[Figure record extracts]
|---|
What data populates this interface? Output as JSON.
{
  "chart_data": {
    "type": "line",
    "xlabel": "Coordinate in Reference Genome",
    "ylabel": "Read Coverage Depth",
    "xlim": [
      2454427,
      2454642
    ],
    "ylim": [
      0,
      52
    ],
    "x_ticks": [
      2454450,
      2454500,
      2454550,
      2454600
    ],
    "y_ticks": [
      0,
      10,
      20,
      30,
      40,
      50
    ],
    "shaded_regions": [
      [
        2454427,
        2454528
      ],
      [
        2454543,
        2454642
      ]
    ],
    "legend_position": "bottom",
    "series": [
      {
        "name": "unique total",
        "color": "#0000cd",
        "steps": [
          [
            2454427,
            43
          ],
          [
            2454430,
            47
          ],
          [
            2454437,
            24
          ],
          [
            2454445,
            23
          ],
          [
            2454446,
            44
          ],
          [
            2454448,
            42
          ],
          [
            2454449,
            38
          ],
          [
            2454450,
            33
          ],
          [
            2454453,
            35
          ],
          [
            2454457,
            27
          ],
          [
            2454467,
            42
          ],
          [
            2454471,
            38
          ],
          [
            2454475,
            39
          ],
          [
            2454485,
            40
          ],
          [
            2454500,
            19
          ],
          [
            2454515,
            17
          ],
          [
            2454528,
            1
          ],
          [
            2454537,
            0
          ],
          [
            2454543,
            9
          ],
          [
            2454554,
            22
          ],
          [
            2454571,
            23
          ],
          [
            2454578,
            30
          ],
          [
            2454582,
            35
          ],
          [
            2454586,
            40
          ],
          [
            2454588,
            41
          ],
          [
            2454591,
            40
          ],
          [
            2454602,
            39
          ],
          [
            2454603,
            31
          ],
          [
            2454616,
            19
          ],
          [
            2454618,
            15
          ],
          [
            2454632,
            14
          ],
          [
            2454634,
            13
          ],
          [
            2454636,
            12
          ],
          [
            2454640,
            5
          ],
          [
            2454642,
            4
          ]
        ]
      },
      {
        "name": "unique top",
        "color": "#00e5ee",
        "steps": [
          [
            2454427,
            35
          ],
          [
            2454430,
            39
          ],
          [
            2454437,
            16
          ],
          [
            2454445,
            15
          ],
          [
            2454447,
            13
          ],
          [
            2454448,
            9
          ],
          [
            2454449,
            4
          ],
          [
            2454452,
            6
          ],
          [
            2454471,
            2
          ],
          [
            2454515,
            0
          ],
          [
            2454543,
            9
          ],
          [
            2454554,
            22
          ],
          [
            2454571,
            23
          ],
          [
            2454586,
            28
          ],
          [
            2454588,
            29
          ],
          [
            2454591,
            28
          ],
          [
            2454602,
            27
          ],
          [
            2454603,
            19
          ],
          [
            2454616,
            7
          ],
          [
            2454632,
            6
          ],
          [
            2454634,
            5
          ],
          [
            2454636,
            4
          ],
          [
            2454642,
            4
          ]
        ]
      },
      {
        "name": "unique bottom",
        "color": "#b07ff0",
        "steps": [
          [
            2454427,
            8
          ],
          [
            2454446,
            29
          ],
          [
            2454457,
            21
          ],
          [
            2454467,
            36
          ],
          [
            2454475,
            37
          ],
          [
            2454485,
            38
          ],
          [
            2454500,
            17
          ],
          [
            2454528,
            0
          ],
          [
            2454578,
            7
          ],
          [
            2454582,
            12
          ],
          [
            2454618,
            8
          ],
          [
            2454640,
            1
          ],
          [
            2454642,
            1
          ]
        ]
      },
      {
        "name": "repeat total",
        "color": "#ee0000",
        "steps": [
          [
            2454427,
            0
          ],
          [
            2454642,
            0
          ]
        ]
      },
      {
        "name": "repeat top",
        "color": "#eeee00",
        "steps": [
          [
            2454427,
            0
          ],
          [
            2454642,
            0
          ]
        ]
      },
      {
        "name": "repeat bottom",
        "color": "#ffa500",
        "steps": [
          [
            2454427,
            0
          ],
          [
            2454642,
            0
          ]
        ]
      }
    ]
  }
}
|---|
• _Work to be completed_:
Reproduce all of the entries word for word.

• _Response to this exercise_:
What data populates this interface? Output as JSON.
{
  "chart_data": {
    "type": "line",
    "xlabel": "Coordinate in Reference Genome",
    "ylabel": "Read Coverage Depth",
    "xlim": [
      2454427,
      2454642
    ],
    "ylim": [
      0,
      52
    ],
    "x_ticks": [
      2454450,
      2454500,
      2454550,
      2454600
    ],
    "y_ticks": [
      0,
      10,
      20,
      30,
      40,
      50
    ],
    "shaded_regions": [
      [
        2454427,
        2454528
      ],
      [
        2454543,
        2454642
      ]
    ],
    "legend_position": "bottom",
    "series": [
      {
        "name": "unique total",
        "color": "#0000cd",
        "steps": [
          [
            2454427,
            43
          ],
          [
            2454430,
            47
          ],
          [
            2454437,
            24
          ],
          [
            2454445,
            23
          ],
          [
            2454446,
            44
          ],
          [
            2454448,
            42
          ],
          [
            2454449,
            38
          ],
          [
            2454450,
            33
          ],
          [
            2454453,
            35
          ],
          [
            2454457,
            27
          ],
          [
            2454467,
            42
          ],
          [
            2454471,
            38
          ],
          [
            2454475,
            39
          ],
          [
            2454485,
            40
          ],
          [
            2454500,
            19
          ],
          [
            2454515,
            17
          ],
          [
            2454528,
            1
          ],
          [
            2454537,
            0
          ],
          [
            2454543,
            9
          ],
          [
            2454554,
            22
          ],
          [
            2454571,
            23
          ],
          [
            2454578,
            30
          ],
          [
            2454582,
            35
          ],
          [
            2454586,
            40
          ],
          [
            2454588,
            41
          ],
          [
            2454591,
            40
          ],
          [
            2454602,
            39
          ],
          [
            2454603,
            31
          ],
          [
            2454616,
            19
          ],
          [
            2454618,
            15
          ],
          [
            2454632,
            14
          ],
          [
            2454634,
            13
          ],
          [
            2454636,
            12
          ],
          [
            2454640,
            5
          ],
          [
            2454642,
            4
          ]
        ]
      },
      {
        "name": "unique top",
        "color": "#00e5ee",
        "steps": [
          [
            2454427,
            35
          ],
          [
            2454430,
            39
          ],
          [
            2454437,
            16
          ],
          [
            2454445,
            15
          ],
          [
            2454447,
            13
          ],
          [
            2454448,
            9
          ],
          [
            2454449,
            4
          ],
          [
            2454452,
            6
          ],
          [
            2454471,
            2
          ],
          [
            2454515,
            0
          ],
          [
            2454543,
            9
          ],
          [
            2454554,
            22
          ],
          [
            2454571,
            23
          ],
          [
            2454586,
            28
          ],
          [
            2454588,
            29
          ],
          [
            2454591,
            28
          ],
          [
            2454602,
            27
          ],
          [
            2454603,
            19
          ],
          [
            2454616,
            7
          ],
          [
            2454632,
            6
          ],
          [
            2454634,
            5
          ],
          [
            2454636,
            4
          ],
          [
            2454642,
            4
          ]
        ]
      },
      {
        "name": "unique bottom",
        "color": "#b07ff0",
        "steps": [
          [
            2454427,
            8
          ],
          [
            2454446,
            29
          ],
          [
            2454457,
            21
          ],
          [
            2454467,
            36
          ],
          [
            2454475,
            37
          ],
          [
            2454485,
            38
          ],
          [
            2454500,
            17
          ],
          [
            2454528,
            0
          ],
          [
            2454578,
            7
          ],
          [
            2454582,
            12
          ],
          [
            2454618,
            8
          ],
          [
            2454640,
            1
          ],
          [
            2454642,
            1
          ]
        ]
      },
      {
        "name": "repeat total",
        "color": "#ee0000",
        "steps": [
          [
            2454427,
            0
          ],
          [
            2454642,
            0
          ]
        ]
      },
      {
        "name": "repeat top",
        "color": "#eeee00",
        "steps": [
          [
            2454427,
            0
          ],
          [
            2454642,
            0
          ]
        ]
      },
      {
        "name": "repeat bottom",
        "color": "#ffa500",
        "steps": [
          [
            2454427,
            0
          ],
          [
            2454642,
            0
          ]
        ]
      }
    ]
  }
}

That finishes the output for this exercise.